### DATA ROWS
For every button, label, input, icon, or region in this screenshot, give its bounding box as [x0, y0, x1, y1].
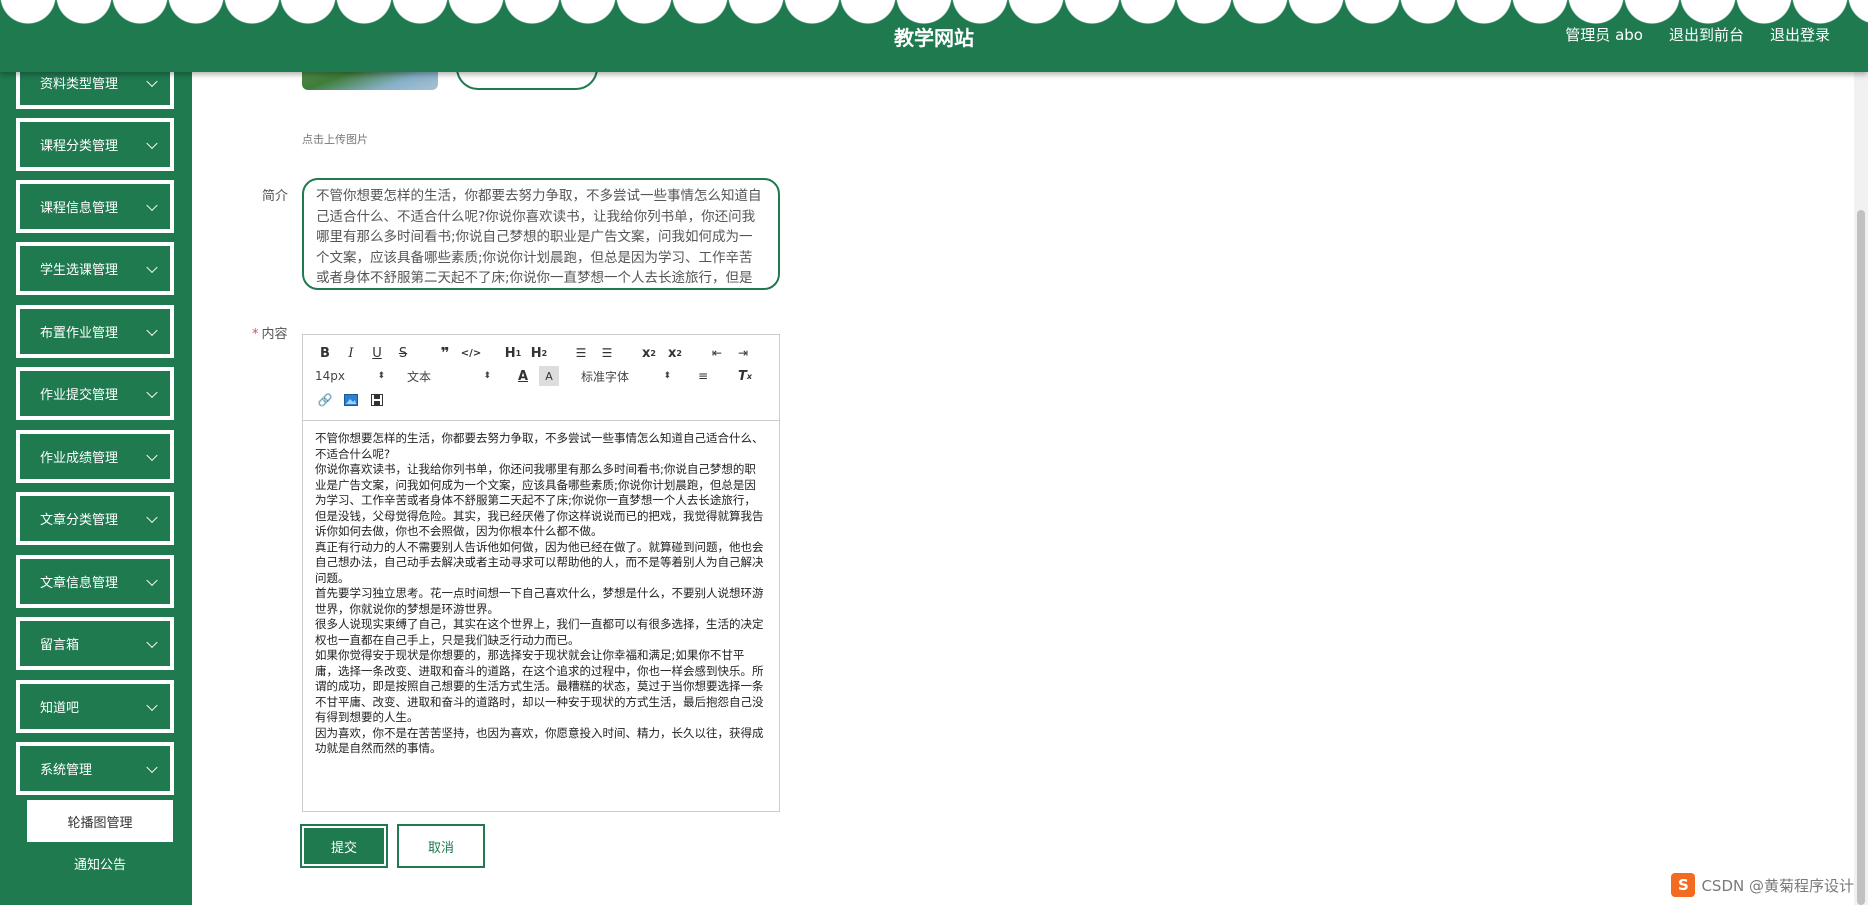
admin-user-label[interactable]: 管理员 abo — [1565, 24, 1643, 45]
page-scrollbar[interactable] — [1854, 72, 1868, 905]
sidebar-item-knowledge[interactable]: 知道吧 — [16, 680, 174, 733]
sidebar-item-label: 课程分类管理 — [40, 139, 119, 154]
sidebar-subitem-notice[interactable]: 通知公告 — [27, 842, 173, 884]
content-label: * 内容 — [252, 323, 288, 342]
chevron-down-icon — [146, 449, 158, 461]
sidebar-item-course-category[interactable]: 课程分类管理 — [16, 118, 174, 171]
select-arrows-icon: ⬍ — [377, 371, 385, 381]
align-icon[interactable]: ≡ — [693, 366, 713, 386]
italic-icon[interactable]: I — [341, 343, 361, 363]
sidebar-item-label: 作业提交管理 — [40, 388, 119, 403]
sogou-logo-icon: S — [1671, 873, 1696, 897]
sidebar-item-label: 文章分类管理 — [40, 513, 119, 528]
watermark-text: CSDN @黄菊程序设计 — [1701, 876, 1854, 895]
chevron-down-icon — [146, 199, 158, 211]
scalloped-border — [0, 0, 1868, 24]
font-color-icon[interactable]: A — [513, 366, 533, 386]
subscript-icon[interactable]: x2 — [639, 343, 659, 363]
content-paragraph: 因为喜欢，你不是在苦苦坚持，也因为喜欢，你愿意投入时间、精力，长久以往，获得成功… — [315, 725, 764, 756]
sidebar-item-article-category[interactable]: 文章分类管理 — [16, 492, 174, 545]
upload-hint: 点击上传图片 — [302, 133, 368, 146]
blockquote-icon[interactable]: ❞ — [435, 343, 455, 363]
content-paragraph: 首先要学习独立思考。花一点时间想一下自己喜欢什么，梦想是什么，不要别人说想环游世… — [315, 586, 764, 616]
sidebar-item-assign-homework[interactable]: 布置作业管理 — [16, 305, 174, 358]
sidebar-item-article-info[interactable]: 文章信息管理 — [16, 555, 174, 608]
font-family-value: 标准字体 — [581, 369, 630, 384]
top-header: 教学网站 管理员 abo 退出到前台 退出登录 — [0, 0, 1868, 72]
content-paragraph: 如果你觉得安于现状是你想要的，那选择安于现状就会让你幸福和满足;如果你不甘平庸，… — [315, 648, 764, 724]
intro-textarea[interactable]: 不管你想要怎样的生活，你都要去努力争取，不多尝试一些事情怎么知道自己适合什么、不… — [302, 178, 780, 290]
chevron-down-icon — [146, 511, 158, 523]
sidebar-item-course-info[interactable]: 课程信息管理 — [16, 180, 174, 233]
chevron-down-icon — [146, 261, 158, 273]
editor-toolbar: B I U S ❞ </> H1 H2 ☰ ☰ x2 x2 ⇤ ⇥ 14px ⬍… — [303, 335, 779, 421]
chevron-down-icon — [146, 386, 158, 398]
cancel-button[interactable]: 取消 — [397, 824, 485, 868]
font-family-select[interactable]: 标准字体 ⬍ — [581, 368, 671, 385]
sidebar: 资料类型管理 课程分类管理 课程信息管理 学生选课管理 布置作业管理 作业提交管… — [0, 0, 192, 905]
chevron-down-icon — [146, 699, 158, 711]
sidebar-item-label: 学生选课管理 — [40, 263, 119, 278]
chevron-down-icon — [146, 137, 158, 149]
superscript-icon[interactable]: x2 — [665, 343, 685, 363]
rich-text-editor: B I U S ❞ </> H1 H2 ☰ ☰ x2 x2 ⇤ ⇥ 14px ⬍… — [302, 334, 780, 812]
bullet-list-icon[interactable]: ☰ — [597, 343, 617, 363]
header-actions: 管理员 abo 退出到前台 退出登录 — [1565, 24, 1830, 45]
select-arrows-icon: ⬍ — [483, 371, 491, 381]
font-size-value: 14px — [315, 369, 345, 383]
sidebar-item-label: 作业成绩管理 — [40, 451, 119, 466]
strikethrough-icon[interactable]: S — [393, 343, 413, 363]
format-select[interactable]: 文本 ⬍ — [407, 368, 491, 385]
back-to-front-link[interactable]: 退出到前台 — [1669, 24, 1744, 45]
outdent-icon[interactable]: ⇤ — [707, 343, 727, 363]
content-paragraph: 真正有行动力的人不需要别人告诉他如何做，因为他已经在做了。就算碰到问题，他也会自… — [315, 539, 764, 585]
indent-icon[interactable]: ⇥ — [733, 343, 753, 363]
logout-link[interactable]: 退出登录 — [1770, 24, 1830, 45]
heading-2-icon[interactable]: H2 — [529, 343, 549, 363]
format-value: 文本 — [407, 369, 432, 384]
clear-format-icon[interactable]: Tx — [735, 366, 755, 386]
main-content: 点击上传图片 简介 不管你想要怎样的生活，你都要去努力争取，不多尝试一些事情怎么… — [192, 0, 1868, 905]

### TASK DETAILS
Reproduce every line of the material above verbatim, omitting the picture.

### ANSWER TO THE PROBLEM
For every button, label, input, icon, or region in this screenshot, give its bounding box as [x0, y0, x1, y1].
admin-user-label[interactable]: 管理员 abo — [1565, 24, 1643, 45]
page-scrollbar[interactable] — [1854, 72, 1868, 905]
sidebar-item-knowledge[interactable]: 知道吧 — [16, 680, 174, 733]
sidebar-item-label: 课程分类管理 — [40, 139, 119, 154]
sidebar-subitem-notice[interactable]: 通知公告 — [27, 842, 173, 884]
content-label: * 内容 — [252, 323, 288, 342]
chevron-down-icon — [146, 449, 158, 461]
sidebar-item-course-category[interactable]: 课程分类管理 — [16, 118, 174, 171]
select-arrows-icon: ⬍ — [377, 371, 385, 381]
align-icon[interactable]: ≡ — [693, 366, 713, 386]
italic-icon[interactable]: I — [341, 343, 361, 363]
sidebar-item-label: 作业提交管理 — [40, 388, 119, 403]
sogou-logo-icon: S — [1671, 873, 1696, 897]
sidebar-item-label: 文章分类管理 — [40, 513, 119, 528]
watermark-text: CSDN @黄菊程序设计 — [1701, 876, 1854, 895]
chevron-down-icon — [146, 199, 158, 211]
scalloped-border — [0, 0, 1868, 24]
font-color-icon[interactable]: A — [513, 366, 533, 386]
subscript-icon[interactable]: x2 — [639, 343, 659, 363]
content-paragraph: 因为喜欢，你不是在苦苦坚持，也因为喜欢，你愿意投入时间、精力，长久以往，获得成功… — [315, 725, 764, 756]
sidebar-item-article-category[interactable]: 文章分类管理 — [16, 492, 174, 545]
upload-hint: 点击上传图片 — [302, 133, 368, 146]
blockquote-icon[interactable]: ❞ — [435, 343, 455, 363]
content-paragraph: 首先要学习独立思考。花一点时间想一下自己喜欢什么，梦想是什么，不要别人说想环游世… — [315, 586, 764, 616]
sidebar-item-assign-homework[interactable]: 布置作业管理 — [16, 305, 174, 358]
sidebar-item-article-info[interactable]: 文章信息管理 — [16, 555, 174, 608]
font-family-value: 标准字体 — [581, 369, 630, 384]
top-header: 教学网站 管理员 abo 退出到前台 退出登录 — [0, 0, 1868, 72]
content-paragraph: 如果你觉得安于现状是你想要的，那选择安于现状就会让你幸福和满足;如果你不甘平庸，… — [315, 648, 764, 724]
intro-textarea[interactable]: 不管你想要怎样的生活，你都要去努力争取，不多尝试一些事情怎么知道自己适合什么、不… — [302, 178, 780, 290]
chevron-down-icon — [146, 511, 158, 523]
sidebar-item-course-info[interactable]: 课程信息管理 — [16, 180, 174, 233]
chevron-down-icon — [146, 261, 158, 273]
editor-toolbar: B I U S ❞ </> H1 H2 ☰ ☰ x2 x2 ⇤ ⇥ 14px ⬍… — [303, 335, 779, 421]
chevron-down-icon — [146, 386, 158, 398]
cancel-button[interactable]: 取消 — [397, 824, 485, 868]
font-family-select[interactable]: 标准字体 ⬍ — [581, 368, 671, 385]
sidebar: 资料类型管理 课程分类管理 课程信息管理 学生选课管理 布置作业管理 作业提交管… — [0, 0, 192, 905]
chevron-down-icon — [146, 699, 158, 711]
sidebar-item-label: 学生选课管理 — [40, 263, 119, 278]
chevron-down-icon — [146, 137, 158, 149]
superscript-icon[interactable]: x2 — [665, 343, 685, 363]
rich-text-editor: B I U S ❞ </> H1 H2 ☰ ☰ x2 x2 ⇤ ⇥ 14px ⬍… — [302, 334, 780, 812]
bullet-list-icon[interactable]: ☰ — [597, 343, 617, 363]
header-actions: 管理员 abo 退出到前台 退出登录 — [1565, 24, 1830, 45]
select-arrows-icon: ⬍ — [483, 371, 491, 381]
font-size-value: 14px — [315, 369, 345, 383]
sidebar-item-label: 作业成绩管理 — [40, 451, 119, 466]
strikethrough-icon[interactable]: S — [393, 343, 413, 363]
format-select[interactable]: 文本 ⬍ — [407, 368, 491, 385]
back-to-front-link[interactable]: 退出到前台 — [1669, 24, 1744, 45]
outdent-icon[interactable]: ⇤ — [707, 343, 727, 363]
content-paragraph: 真正有行动力的人不需要别人告诉他如何做，因为他已经在做了。就算碰到问题，他也会自… — [315, 539, 764, 585]
indent-icon[interactable]: ⇥ — [733, 343, 753, 363]
logout-link[interactable]: 退出登录 — [1770, 24, 1830, 45]
heading-2-icon[interactable]: H2 — [529, 343, 549, 363]
format-value: 文本 — [407, 369, 432, 384]
clear-format-icon[interactable]: Tx — [735, 366, 755, 386]
main-content: 点击上传图片 简介 不管你想要怎样的生活，你都要去努力争取，不多尝试一些事情怎么… — [192, 0, 1868, 905]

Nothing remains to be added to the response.